What needs to be done:
Every record should be copied exactly, except that pictures are to be omitted.

--- Start Input material ---

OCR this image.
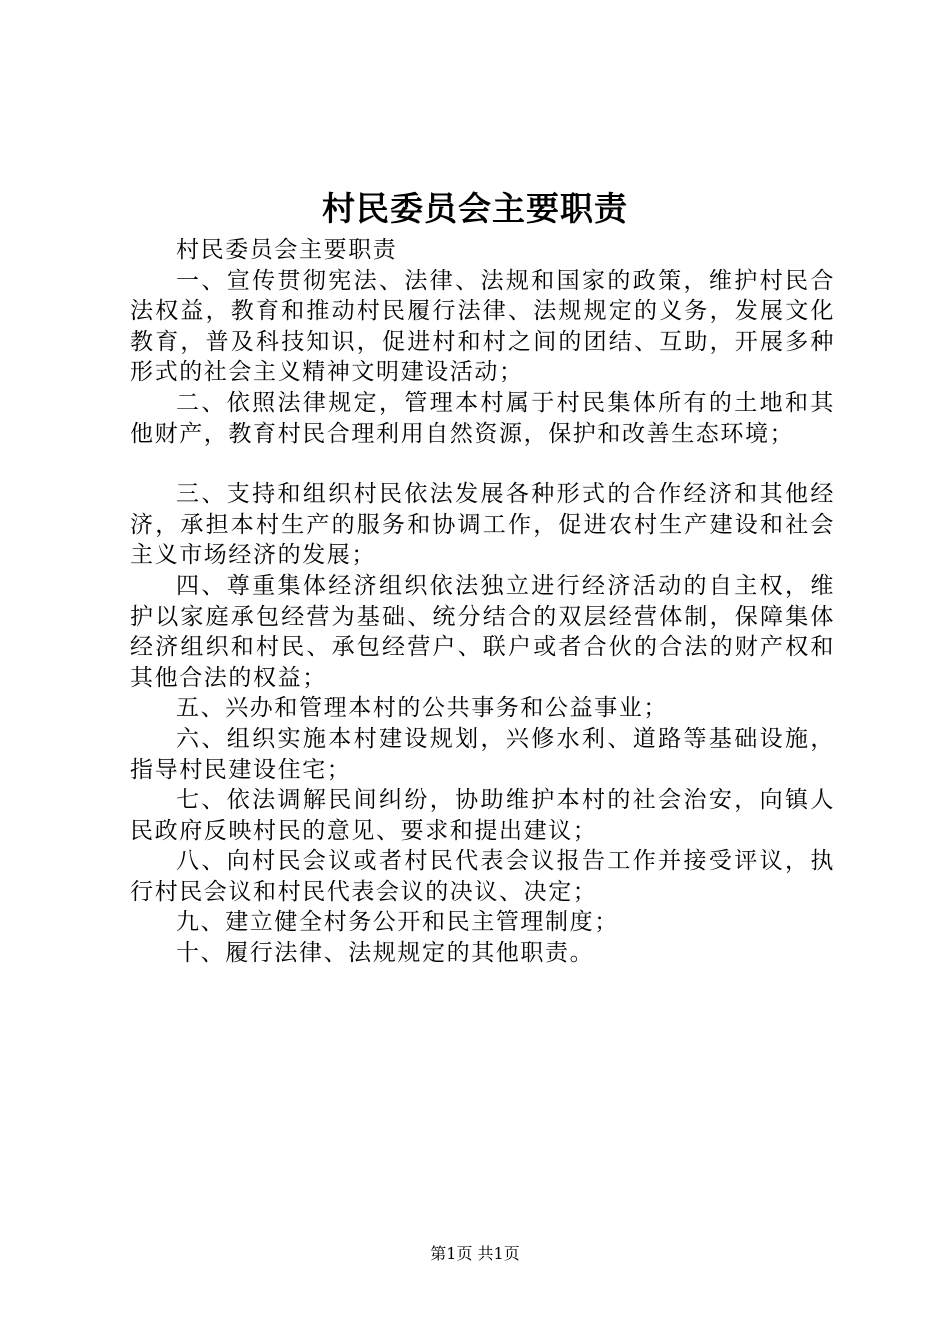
村民委员会主要职责

村民委员会主要职责

一、宣传贯彻宪法、法律、法规和国家的政策，维护村民合法权益，教育和推动村民履行法律、法规规定的义务，发展文化教育，普及科技知识，促进村和村之间的团结、互助，开展多种形式的社会主义精神文明建设活动；

二、依照法律规定，管理本村属于村民集体所有的土地和其他财产，教育村民合理利用自然资源，保护和改善生态环境；

三、支持和组织村民依法发展各种形式的合作经济和其他经济，承担本村生产的服务和协调工作，促进农村生产建设和社会主义市场经济的发展；

四、尊重集体经济组织依法独立进行经济活动的自主权，维护以家庭承包经营为基础、统分结合的双层经营体制，保障集体经济组织和村民、承包经营户、联户或者合伙的合法的财产权和其他合法的权益；

五、兴办和管理本村的公共事务和公益事业；

六、组织实施本村建设规划，兴修水利、道路等基础设施，指导村民建设住宅；

七、依法调解民间纠纷，协助维护本村的社会治安，向镇人民政府反映村民的意见、要求和提出建议；

八、向村民会议或者村民代表会议报告工作并接受评议，执行村民会议和村民代表会议的决议、决定；

九、建立健全村务公开和民主管理制度；

十、履行法律、法规规定的其他职责。

第1页 共1页
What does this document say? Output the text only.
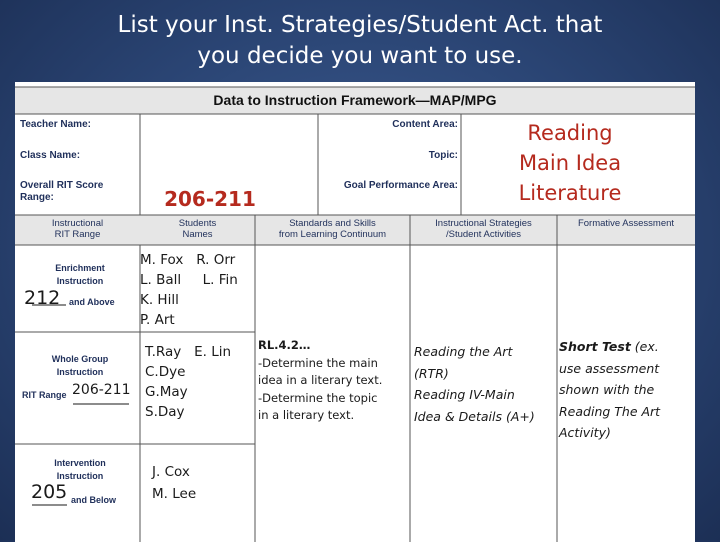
List your Inst. Strategies/Student Act. that
you decide you want to use.
Data to Instruction Framework—MAP/MPG
Teacher Name:
Class Name:
Overall RIT Score
Range:
Content Area:
Topic:
Goal Performance Area:
206-211
Reading
Main Idea
Literature
Instructional
RIT Range
Students
Names
Standards and Skills
from Learning Continuum
Instructional Strategies
/Student Activities
Formative Assessment
Enrichment
Instruction
212 and Above
M. Fox   R. Orr
L. Ball     L. Fin
K. Hill
P. Art
Whole Group
Instruction
RIT Range 206-211
T.Ray   E. Lin
C.Dye
G.May
S.Day
RL.4.2…
-Determine the main
idea in a literary text.
-Determine the topic
in a literary text.
Reading the Art
(RTR)
Reading IV-Main
Idea & Details (A+)
Short Test (ex.
use assessment
shown with the
Reading The Art
Activity)
Intervention
Instruction
205 and Below
J. Cox
M. Lee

--- End Input material ---

Task solution:
OCR this image.
村民委员会主要职责

村民委员会主要职责

一、宣传贯彻宪法、法律、法规和国家的政策，维护村民合法权益，教育和推动村民履行法律、法规规定的义务，发展文化教育，普及科技知识，促进村和村之间的团结、互助，开展多种形式的社会主义精神文明建设活动；

二、依照法律规定，管理本村属于村民集体所有的土地和其他财产，教育村民合理利用自然资源，保护和改善生态环境；

三、支持和组织村民依法发展各种形式的合作经济和其他经济，承担本村生产的服务和协调工作，促进农村生产建设和社会主义市场经济的发展；

四、尊重集体经济组织依法独立进行经济活动的自主权，维护以家庭承包经营为基础、统分结合的双层经营体制，保障集体经济组织和村民、承包经营户、联户或者合伙的合法的财产权和其他合法的权益；

五、兴办和管理本村的公共事务和公益事业；

六、组织实施本村建设规划，兴修水利、道路等基础设施，指导村民建设住宅；

七、依法调解民间纠纷，协助维护本村的社会治安，向镇人民政府反映村民的意见、要求和提出建议；

八、向村民会议或者村民代表会议报告工作并接受评议，执行村民会议和村民代表会议的决议、决定；

九、建立健全村务公开和民主管理制度；

十、履行法律、法规规定的其他职责。

第1页 共1页
What does this document say? Output the text only.
List your Inst. Strategies/Student Act. that
you decide you want to use.
Data to Instruction Framework—MAP/MPG
Teacher Name:
Class Name:
Overall RIT Score
Range:
Content Area:
Topic:
Goal Performance Area:
206-211
Reading
Main Idea
Literature
Instructional
RIT Range
Students
Names
Standards and Skills
from Learning Continuum
Instructional Strategies
/Student Activities
Formative Assessment
Enrichment
Instruction
212 and Above
M. Fox   R. Orr
L. Ball     L. Fin
K. Hill
P. Art
Whole Group
Instruction
RIT Range 206-211
T.Ray   E. Lin
C.Dye
G.May
S.Day
RL.4.2…
-Determine the main
idea in a literary text.
-Determine the topic
in a literary text.
Reading the Art
(RTR)
Reading IV-Main
Idea & Details (A+)
Short Test (ex.
use assessment
shown with the
Reading The Art
Activity)
Intervention
Instruction
205 and Below
J. Cox
M. Lee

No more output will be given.